##### SUPPLIED MATERIAL

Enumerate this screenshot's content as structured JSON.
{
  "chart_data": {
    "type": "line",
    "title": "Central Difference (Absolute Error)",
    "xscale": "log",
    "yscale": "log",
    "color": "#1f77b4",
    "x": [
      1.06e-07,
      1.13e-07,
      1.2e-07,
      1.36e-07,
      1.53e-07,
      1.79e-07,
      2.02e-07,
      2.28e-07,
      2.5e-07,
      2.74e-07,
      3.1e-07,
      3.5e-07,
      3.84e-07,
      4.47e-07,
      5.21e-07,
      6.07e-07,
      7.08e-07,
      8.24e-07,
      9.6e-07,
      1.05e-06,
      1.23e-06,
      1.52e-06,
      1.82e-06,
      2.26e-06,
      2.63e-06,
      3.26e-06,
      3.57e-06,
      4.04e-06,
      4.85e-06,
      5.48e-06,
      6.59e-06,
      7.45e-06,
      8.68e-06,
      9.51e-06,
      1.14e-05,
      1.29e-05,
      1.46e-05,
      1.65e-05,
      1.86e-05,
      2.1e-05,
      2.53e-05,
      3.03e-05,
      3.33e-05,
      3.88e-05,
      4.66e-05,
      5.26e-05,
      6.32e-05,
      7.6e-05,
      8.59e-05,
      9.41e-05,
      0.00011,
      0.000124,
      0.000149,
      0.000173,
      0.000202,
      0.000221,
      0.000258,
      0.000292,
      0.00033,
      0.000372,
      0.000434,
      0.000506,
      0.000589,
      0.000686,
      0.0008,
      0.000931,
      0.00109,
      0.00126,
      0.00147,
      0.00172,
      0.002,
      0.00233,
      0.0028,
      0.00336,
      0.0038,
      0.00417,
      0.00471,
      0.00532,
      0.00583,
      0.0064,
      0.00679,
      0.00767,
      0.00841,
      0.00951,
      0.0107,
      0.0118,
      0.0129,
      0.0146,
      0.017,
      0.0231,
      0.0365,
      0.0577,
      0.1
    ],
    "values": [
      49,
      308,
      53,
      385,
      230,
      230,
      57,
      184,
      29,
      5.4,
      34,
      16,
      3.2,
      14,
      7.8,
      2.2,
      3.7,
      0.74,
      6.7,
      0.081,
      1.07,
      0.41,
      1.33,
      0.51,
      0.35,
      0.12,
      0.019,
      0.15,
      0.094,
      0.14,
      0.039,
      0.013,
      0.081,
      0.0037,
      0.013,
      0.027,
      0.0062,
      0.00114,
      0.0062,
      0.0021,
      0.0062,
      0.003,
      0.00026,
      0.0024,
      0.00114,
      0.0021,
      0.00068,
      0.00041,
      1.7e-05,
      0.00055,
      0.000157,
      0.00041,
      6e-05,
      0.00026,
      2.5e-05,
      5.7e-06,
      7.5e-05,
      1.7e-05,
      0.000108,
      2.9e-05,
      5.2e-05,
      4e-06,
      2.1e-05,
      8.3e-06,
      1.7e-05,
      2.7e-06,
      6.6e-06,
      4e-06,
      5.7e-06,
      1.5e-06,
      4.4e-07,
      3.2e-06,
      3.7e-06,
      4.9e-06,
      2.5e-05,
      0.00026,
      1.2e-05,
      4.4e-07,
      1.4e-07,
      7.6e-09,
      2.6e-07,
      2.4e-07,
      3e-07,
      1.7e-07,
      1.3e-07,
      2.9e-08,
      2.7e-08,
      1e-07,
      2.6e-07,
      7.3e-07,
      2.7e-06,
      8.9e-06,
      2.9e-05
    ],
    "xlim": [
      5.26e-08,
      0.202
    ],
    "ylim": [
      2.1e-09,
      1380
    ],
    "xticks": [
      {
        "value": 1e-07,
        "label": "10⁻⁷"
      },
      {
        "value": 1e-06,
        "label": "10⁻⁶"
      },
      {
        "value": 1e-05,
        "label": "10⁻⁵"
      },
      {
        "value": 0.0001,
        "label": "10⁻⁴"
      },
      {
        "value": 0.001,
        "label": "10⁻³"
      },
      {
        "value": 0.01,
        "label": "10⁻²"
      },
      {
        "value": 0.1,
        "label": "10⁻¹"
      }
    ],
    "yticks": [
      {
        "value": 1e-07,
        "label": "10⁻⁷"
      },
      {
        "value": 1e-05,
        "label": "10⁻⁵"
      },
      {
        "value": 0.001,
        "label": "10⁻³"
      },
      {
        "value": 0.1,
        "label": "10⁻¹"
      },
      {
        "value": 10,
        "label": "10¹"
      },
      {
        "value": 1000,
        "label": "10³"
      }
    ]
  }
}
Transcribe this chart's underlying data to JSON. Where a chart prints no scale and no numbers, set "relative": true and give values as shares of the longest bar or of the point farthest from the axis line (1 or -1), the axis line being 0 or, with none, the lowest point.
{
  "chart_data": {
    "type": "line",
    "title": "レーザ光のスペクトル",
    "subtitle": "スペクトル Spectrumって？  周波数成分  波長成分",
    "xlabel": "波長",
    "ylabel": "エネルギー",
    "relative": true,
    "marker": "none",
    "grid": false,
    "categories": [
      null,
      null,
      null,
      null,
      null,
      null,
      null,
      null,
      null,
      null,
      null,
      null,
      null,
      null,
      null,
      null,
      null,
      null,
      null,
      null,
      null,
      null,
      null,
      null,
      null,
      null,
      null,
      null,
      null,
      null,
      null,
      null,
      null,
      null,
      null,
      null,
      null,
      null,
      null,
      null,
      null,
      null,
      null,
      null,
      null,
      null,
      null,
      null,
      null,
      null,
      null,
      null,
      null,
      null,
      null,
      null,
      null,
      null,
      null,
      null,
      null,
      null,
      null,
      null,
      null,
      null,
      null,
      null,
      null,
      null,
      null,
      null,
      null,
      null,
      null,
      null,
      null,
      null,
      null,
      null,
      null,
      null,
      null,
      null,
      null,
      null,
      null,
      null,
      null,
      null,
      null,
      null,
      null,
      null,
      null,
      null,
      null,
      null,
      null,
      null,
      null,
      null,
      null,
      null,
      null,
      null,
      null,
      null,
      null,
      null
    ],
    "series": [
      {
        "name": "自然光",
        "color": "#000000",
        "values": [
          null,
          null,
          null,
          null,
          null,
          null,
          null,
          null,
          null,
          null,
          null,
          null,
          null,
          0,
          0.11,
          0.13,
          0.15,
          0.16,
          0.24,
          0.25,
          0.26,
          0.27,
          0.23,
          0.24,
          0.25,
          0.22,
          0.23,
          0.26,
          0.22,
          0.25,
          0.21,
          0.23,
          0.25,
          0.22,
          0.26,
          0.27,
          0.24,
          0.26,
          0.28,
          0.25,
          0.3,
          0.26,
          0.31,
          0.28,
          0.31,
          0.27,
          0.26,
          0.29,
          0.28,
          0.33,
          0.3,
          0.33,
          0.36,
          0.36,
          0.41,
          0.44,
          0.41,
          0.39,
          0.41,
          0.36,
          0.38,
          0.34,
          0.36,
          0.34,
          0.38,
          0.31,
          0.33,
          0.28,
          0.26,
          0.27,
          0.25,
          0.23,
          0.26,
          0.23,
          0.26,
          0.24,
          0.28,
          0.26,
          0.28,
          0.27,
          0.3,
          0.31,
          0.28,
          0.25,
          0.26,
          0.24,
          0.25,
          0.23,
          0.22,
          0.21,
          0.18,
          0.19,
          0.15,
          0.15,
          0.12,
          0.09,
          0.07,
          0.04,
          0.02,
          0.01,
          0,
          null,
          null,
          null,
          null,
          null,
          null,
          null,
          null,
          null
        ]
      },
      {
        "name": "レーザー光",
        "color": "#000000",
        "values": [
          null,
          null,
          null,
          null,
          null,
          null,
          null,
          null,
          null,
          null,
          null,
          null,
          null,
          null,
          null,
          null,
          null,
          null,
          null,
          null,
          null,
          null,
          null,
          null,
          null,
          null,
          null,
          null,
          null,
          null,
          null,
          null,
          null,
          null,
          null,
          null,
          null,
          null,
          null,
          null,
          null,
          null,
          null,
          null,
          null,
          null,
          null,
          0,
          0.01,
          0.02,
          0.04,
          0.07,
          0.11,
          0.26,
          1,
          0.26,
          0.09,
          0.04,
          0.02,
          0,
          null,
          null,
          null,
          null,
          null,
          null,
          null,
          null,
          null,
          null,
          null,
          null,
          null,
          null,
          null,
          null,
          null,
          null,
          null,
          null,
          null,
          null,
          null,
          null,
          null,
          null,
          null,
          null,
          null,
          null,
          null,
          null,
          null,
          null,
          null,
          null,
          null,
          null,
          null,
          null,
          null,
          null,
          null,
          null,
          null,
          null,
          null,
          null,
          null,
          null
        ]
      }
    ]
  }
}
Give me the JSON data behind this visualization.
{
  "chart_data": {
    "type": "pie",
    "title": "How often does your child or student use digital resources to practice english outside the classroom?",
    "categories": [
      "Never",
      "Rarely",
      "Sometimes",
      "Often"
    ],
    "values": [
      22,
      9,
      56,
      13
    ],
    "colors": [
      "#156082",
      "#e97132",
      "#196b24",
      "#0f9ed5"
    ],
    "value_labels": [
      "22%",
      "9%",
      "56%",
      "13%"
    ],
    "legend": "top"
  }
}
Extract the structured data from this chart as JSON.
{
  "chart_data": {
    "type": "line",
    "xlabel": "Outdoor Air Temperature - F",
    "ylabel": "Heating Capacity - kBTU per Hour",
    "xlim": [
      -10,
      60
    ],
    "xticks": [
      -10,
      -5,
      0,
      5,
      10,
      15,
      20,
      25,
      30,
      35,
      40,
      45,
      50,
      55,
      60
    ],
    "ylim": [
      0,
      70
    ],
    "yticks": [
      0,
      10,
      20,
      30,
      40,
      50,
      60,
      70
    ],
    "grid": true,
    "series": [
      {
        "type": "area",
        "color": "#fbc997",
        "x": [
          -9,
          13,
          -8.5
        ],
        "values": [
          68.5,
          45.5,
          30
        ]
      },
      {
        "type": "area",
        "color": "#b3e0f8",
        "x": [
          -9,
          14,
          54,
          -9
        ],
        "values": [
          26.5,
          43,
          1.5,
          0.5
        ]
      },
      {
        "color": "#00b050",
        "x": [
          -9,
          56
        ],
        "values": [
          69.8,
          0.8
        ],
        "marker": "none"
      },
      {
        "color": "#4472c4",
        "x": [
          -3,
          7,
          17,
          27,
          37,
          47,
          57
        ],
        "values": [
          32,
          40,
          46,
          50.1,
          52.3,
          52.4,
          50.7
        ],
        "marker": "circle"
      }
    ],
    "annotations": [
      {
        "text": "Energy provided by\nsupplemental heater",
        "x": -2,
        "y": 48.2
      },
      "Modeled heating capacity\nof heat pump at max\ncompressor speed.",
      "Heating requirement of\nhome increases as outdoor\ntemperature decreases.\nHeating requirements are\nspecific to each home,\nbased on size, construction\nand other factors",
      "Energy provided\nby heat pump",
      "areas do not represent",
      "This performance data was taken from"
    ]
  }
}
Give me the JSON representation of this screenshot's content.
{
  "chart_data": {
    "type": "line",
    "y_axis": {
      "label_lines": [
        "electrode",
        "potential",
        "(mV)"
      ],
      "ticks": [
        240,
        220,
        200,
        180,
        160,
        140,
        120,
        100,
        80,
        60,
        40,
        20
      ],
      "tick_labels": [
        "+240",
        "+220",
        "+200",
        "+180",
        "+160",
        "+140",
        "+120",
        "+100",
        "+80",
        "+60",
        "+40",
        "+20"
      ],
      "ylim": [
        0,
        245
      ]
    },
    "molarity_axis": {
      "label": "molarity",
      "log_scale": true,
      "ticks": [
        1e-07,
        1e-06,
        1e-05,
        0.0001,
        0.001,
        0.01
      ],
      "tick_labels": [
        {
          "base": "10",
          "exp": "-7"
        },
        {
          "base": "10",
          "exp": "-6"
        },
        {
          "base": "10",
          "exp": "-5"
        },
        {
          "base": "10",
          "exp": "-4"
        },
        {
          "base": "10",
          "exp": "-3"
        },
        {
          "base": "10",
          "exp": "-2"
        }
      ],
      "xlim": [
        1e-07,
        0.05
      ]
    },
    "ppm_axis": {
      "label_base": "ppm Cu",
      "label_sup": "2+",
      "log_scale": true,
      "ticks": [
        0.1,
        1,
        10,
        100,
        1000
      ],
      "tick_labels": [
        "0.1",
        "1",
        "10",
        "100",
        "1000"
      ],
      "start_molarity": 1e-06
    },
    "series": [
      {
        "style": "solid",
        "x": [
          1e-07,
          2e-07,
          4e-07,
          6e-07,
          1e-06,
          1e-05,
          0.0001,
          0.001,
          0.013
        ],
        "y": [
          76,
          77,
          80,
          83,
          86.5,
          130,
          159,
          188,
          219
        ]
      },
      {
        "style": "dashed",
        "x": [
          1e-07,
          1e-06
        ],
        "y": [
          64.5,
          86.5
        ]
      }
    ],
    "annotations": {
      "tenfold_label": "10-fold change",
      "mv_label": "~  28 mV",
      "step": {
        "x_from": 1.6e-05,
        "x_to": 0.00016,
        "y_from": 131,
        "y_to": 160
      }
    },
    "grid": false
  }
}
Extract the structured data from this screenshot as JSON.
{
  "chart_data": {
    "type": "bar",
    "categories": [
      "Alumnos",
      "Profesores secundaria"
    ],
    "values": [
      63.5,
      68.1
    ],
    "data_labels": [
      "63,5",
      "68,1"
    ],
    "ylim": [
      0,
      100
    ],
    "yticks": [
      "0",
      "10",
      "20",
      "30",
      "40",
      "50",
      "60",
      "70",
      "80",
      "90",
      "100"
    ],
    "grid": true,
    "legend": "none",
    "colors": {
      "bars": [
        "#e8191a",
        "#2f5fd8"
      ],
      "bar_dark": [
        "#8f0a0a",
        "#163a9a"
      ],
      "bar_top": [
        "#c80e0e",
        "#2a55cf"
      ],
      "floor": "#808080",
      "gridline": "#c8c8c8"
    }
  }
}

##########

# WHAT TO DO
Filter the data, keeping only the lines that contain "JSON".

# PROBLEM SOLUTION
Enumerate this screenshot's content as structured JSON.
Transcribe this chart's underlying data to JSON. Where a chart prints no scale and no numbers, set "relative": true and give values as shares of the longest bar or of the point farthest from the axis line (1 or -1), the axis line being 0 or, with none, the lowest point.
Give me the JSON data behind this visualization.
Extract the structured data from this chart as JSON.
Give me the JSON representation of this screenshot's content.
Extract the structured data from this screenshot as JSON.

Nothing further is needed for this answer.